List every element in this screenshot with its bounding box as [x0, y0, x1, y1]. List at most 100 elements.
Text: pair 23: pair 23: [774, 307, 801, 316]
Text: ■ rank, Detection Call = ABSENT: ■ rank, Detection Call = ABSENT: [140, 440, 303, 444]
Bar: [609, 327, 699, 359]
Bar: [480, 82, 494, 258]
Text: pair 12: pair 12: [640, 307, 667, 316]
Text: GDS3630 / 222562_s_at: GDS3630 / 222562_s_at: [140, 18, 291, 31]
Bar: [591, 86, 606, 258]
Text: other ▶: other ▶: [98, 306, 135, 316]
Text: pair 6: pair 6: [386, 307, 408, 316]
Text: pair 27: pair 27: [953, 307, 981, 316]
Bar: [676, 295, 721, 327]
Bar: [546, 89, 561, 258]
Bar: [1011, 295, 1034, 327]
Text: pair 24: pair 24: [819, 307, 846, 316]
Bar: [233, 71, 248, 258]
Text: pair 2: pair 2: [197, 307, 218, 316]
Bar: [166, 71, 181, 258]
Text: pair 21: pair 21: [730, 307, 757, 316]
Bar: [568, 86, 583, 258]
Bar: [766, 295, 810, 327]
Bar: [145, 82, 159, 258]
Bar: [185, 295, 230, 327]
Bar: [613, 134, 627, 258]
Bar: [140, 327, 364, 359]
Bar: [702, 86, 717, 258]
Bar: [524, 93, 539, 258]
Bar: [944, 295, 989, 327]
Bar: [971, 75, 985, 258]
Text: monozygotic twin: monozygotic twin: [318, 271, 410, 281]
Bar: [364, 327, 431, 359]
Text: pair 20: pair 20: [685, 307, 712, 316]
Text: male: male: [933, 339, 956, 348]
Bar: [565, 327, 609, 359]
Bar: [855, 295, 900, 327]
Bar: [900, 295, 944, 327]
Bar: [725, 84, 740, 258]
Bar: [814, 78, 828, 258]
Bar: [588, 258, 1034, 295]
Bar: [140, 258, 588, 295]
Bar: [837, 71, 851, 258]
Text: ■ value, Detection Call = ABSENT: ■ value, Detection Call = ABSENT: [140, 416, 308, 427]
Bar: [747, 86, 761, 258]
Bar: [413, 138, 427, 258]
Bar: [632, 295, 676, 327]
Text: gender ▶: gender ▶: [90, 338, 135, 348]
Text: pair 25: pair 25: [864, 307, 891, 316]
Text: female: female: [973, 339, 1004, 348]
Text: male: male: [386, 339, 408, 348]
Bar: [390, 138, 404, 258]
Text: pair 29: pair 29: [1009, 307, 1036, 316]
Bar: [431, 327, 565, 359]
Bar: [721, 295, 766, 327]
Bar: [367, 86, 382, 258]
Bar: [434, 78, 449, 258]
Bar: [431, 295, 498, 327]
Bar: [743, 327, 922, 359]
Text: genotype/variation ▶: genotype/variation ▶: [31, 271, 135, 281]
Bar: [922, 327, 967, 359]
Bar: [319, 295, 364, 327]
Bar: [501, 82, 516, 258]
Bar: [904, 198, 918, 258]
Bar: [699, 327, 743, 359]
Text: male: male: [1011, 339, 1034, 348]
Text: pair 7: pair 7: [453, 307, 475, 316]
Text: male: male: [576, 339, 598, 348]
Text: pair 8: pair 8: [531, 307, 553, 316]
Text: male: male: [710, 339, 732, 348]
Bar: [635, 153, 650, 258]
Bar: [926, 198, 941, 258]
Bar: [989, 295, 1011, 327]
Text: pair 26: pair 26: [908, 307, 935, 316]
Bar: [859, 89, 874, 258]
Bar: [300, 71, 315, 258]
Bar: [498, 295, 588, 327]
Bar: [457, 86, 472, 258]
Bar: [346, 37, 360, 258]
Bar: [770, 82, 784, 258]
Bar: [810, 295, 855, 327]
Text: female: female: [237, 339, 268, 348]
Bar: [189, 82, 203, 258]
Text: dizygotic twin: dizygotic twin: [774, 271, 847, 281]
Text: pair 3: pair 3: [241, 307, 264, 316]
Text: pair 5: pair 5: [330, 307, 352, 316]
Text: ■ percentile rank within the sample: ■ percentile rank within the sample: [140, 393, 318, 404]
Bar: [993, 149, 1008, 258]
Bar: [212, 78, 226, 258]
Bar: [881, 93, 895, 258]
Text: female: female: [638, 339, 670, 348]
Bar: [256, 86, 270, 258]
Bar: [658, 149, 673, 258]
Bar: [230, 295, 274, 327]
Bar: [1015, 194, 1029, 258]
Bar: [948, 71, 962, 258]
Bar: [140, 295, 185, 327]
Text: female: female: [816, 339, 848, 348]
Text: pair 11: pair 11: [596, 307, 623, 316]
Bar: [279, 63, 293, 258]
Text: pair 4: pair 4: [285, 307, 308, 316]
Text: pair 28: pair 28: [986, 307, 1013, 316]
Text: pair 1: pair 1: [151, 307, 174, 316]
________________________________________
SET PROBLEM » Find each line in the records that contains the word "female", and copy those lines out.

SOLUTION FOR THIS TASK »
Text: female: female: [973, 339, 1004, 348]
Text: female: female: [237, 339, 268, 348]
Text: female: female: [638, 339, 670, 348]
Text: female: female: [816, 339, 848, 348]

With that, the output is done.